Repeat each line of the material below exactly as it appears, minus any pictures.

--- begin RECORDS FOR PROCESSING ---

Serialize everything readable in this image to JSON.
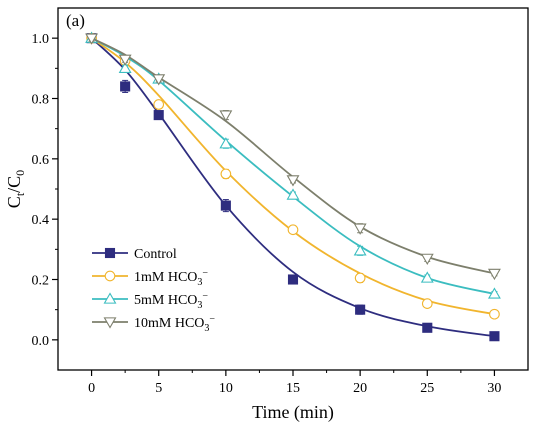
{
  "chart_data": {
    "type": "line",
    "panel_label": "(a)",
    "xlabel": "Time (min)",
    "ylabel": {
      "main": "C",
      "sub1": "t",
      "slash": "/C",
      "sub2": "0"
    },
    "xlim": [
      -2.5,
      32.5
    ],
    "ylim": [
      -0.1,
      1.1
    ],
    "xticks": [
      0,
      5,
      10,
      15,
      20,
      25,
      30
    ],
    "yticks": [
      0.0,
      0.2,
      0.4,
      0.6,
      0.8,
      1.0
    ],
    "x": [
      0,
      2.5,
      5,
      10,
      15,
      20,
      25,
      30
    ],
    "legend_position": "lower-left",
    "series": [
      {
        "name": "Control",
        "color": "#2e2d7f",
        "marker": "square-filled",
        "values": [
          1.0,
          0.84,
          0.745,
          0.445,
          0.2,
          0.1,
          0.04,
          0.012
        ],
        "errors": [
          0.01,
          0.02,
          0.01,
          0.02,
          0.01,
          0.015,
          0.005,
          0.005
        ],
        "fit": [
          1.0,
          0.895,
          0.75,
          0.445,
          0.225,
          0.105,
          0.045,
          0.012
        ]
      },
      {
        "name": "1mM HCO",
        "name_sub": "3",
        "name_sup": "−",
        "color": "#f1b52e",
        "marker": "circle-open",
        "values": [
          1.0,
          0.925,
          0.78,
          0.55,
          0.365,
          0.205,
          0.12,
          0.085
        ],
        "errors": [
          0.01,
          0.01,
          0.01,
          0.015,
          0.01,
          0.015,
          0.01,
          0.01
        ],
        "fit": [
          1.0,
          0.92,
          0.81,
          0.56,
          0.36,
          0.22,
          0.13,
          0.085
        ]
      },
      {
        "name": "5mM HCO",
        "name_sub": "3",
        "name_sup": "−",
        "color": "#3bbdc0",
        "marker": "triangle-up-open",
        "values": [
          1.0,
          0.9,
          0.865,
          0.65,
          0.48,
          0.295,
          0.205,
          0.152
        ],
        "errors": [
          0.01,
          0.01,
          0.01,
          0.015,
          0.01,
          0.015,
          0.01,
          0.008
        ],
        "fit": [
          1.0,
          0.94,
          0.86,
          0.66,
          0.475,
          0.31,
          0.205,
          0.152
        ]
      },
      {
        "name": "10mM HCO",
        "name_sub": "3",
        "name_sup": "−",
        "color": "#7d7f6c",
        "marker": "triangle-down-open",
        "values": [
          1.0,
          0.93,
          0.865,
          0.745,
          0.53,
          0.37,
          0.27,
          0.22
        ],
        "errors": [
          0.01,
          0.01,
          0.01,
          0.015,
          0.01,
          0.015,
          0.01,
          0.008
        ],
        "fit": [
          1.0,
          0.945,
          0.87,
          0.725,
          0.54,
          0.375,
          0.275,
          0.22
        ]
      }
    ]
  }
}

--- end RECORDS FOR PROCESSING ---

THE RESPONSE –
Serialize everything readable in this image to JSON.
{
  "chart_data": {
    "type": "line",
    "panel_label": "(a)",
    "xlabel": "Time (min)",
    "ylabel": {
      "main": "C",
      "sub1": "t",
      "slash": "/C",
      "sub2": "0"
    },
    "xlim": [
      -2.5,
      32.5
    ],
    "ylim": [
      -0.1,
      1.1
    ],
    "xticks": [
      0,
      5,
      10,
      15,
      20,
      25,
      30
    ],
    "yticks": [
      0.0,
      0.2,
      0.4,
      0.6,
      0.8,
      1.0
    ],
    "x": [
      0,
      2.5,
      5,
      10,
      15,
      20,
      25,
      30
    ],
    "legend_position": "lower-left",
    "series": [
      {
        "name": "Control",
        "color": "#2e2d7f",
        "marker": "square-filled",
        "values": [
          1.0,
          0.84,
          0.745,
          0.445,
          0.2,
          0.1,
          0.04,
          0.012
        ],
        "errors": [
          0.01,
          0.02,
          0.01,
          0.02,
          0.01,
          0.015,
          0.005,
          0.005
        ],
        "fit": [
          1.0,
          0.895,
          0.75,
          0.445,
          0.225,
          0.105,
          0.045,
          0.012
        ]
      },
      {
        "name": "1mM HCO",
        "name_sub": "3",
        "name_sup": "−",
        "color": "#f1b52e",
        "marker": "circle-open",
        "values": [
          1.0,
          0.925,
          0.78,
          0.55,
          0.365,
          0.205,
          0.12,
          0.085
        ],
        "errors": [
          0.01,
          0.01,
          0.01,
          0.015,
          0.01,
          0.015,
          0.01,
          0.01
        ],
        "fit": [
          1.0,
          0.92,
          0.81,
          0.56,
          0.36,
          0.22,
          0.13,
          0.085
        ]
      },
      {
        "name": "5mM HCO",
        "name_sub": "3",
        "name_sup": "−",
        "color": "#3bbdc0",
        "marker": "triangle-up-open",
        "values": [
          1.0,
          0.9,
          0.865,
          0.65,
          0.48,
          0.295,
          0.205,
          0.152
        ],
        "errors": [
          0.01,
          0.01,
          0.01,
          0.015,
          0.01,
          0.015,
          0.01,
          0.008
        ],
        "fit": [
          1.0,
          0.94,
          0.86,
          0.66,
          0.475,
          0.31,
          0.205,
          0.152
        ]
      },
      {
        "name": "10mM HCO",
        "name_sub": "3",
        "name_sup": "−",
        "color": "#7d7f6c",
        "marker": "triangle-down-open",
        "values": [
          1.0,
          0.93,
          0.865,
          0.745,
          0.53,
          0.37,
          0.27,
          0.22
        ],
        "errors": [
          0.01,
          0.01,
          0.01,
          0.015,
          0.01,
          0.015,
          0.01,
          0.008
        ],
        "fit": [
          1.0,
          0.945,
          0.87,
          0.725,
          0.54,
          0.375,
          0.275,
          0.22
        ]
      }
    ]
  }
}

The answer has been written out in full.